Other winners and losers yesterday
So we all know President Obama won reelection, the Republicans kept control of the House and the Democrats held onto the Senate. Some other winners yesterday:
- Religious diversity. Tulsi Gabbard of Hawaii will become the first Hindu in Congress. UPDATE: I overlooked this before, but Mazie Hirono will be the first Buddhist senator as well.
- Gender diversity. The new Senate will include a record 19 women--despite the fact that two current female senators (Hutchison and Snowe) did not seek reelection and their seats were won by men.
- Gay rights. One of these new female senators is Tammy Baldwin of Wisconsin, who is also the first openly gay senator. More dramatically: Maine, Maryland and Washington all approved same-sex marriage by popular vote, a first (and second and third). And Minnesota declined to ban it.
- Undocumented immigrants. Maryland approved its state-level Dream Act, enabling students without documents to go to state schools at the in-state rate.
- Separation of church and state. Florida declined to start allowing taxpayer money to go to churches and other religious organizations.
- A saner approach to controlled substances. Colorado and Washington State voted to legalize recreational marijuana, and Massachusetts approve medical marijuana. But Oregon rejected recreational use, while Arkansas and Montana voted against medical use. There's also the minor matter of federal law.

# Extracted entries
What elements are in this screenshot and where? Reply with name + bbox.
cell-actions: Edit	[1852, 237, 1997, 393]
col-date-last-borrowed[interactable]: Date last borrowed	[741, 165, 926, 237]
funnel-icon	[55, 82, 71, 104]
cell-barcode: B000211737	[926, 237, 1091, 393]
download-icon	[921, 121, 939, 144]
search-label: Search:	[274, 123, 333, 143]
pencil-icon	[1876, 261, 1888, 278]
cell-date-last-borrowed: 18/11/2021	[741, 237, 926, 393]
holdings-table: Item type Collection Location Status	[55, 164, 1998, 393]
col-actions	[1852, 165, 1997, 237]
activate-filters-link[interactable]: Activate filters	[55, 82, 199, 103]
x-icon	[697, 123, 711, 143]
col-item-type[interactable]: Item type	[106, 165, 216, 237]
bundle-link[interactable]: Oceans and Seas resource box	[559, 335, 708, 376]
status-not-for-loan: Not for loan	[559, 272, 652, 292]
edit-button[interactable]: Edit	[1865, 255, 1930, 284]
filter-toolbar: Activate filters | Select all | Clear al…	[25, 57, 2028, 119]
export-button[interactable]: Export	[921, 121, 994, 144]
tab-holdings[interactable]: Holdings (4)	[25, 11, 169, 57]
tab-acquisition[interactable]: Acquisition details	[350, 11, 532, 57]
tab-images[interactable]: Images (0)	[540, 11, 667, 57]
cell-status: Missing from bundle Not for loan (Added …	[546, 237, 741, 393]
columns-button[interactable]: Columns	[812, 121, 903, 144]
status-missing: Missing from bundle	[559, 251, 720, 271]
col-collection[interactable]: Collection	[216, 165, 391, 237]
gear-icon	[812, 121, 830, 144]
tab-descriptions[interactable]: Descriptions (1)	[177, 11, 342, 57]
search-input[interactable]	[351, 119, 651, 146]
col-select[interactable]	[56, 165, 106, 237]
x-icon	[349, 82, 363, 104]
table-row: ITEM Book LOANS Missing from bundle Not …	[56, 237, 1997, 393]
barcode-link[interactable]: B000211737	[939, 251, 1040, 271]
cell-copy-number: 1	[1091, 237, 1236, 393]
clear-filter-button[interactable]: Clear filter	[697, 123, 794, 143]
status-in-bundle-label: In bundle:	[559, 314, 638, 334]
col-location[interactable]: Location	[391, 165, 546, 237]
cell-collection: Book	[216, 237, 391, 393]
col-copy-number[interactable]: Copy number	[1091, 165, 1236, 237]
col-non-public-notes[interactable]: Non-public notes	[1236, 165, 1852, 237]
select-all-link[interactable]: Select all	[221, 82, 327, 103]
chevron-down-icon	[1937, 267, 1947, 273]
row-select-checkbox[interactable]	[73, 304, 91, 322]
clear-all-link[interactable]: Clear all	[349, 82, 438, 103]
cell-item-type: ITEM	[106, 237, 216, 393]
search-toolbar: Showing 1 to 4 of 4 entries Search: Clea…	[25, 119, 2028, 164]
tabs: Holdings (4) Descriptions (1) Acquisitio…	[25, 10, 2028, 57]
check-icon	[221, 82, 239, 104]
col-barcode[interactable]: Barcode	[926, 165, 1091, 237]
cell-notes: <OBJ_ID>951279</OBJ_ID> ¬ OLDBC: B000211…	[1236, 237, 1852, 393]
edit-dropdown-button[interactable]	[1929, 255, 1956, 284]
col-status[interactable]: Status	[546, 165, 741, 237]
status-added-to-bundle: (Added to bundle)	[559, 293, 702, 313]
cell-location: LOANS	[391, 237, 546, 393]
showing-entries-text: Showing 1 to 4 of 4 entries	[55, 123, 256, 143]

# Prompt 1
According to the election-results post, why is the record of 19 women in the new Senate especially notable? Answer in one to three sentences.
# Prompt 2
Carry on the election-results post from its final sentence.
The listing comes from a different source than the election-results post.

# Answer area 1
The record was reached even though two current female senators, Hutchison and Snowe, did not seek reelection, and men won both of their seats.

# Answer area 2
- Math. The number crunchers were right about the presidential race. In politics as in baseball, this may well mean more and more credibility for Nate Silver and other "quants" relative to the instinct-oriented pundits we've tended to look to.
Some losers:
- The food movement. Agribusiness money beat back California's effort to require labeling for genetically modified food. GMO labeling has been voted down elsewhere as well, but California's size, huge farming sector and role as a ballot-initiative-driven laboratory make this a tough loss for food reformers.
- Representative democracy. U.S. House races continue to be determined largely by how the districts are drawn and redrawn--by partisan state legislatures. Where I live, this means Republicans didn't have much of a voice yesterday; elsewhere it's the opposite. In either case it's an outrage.
- The seamless garment of life. California failed to ban the death penalty.
- Clean energy. Michigan failed to increased its renewable-energy target.
- Low-income Marylanders. The state voted to raise funds in a painfully regressive way: by expanding casino gambling.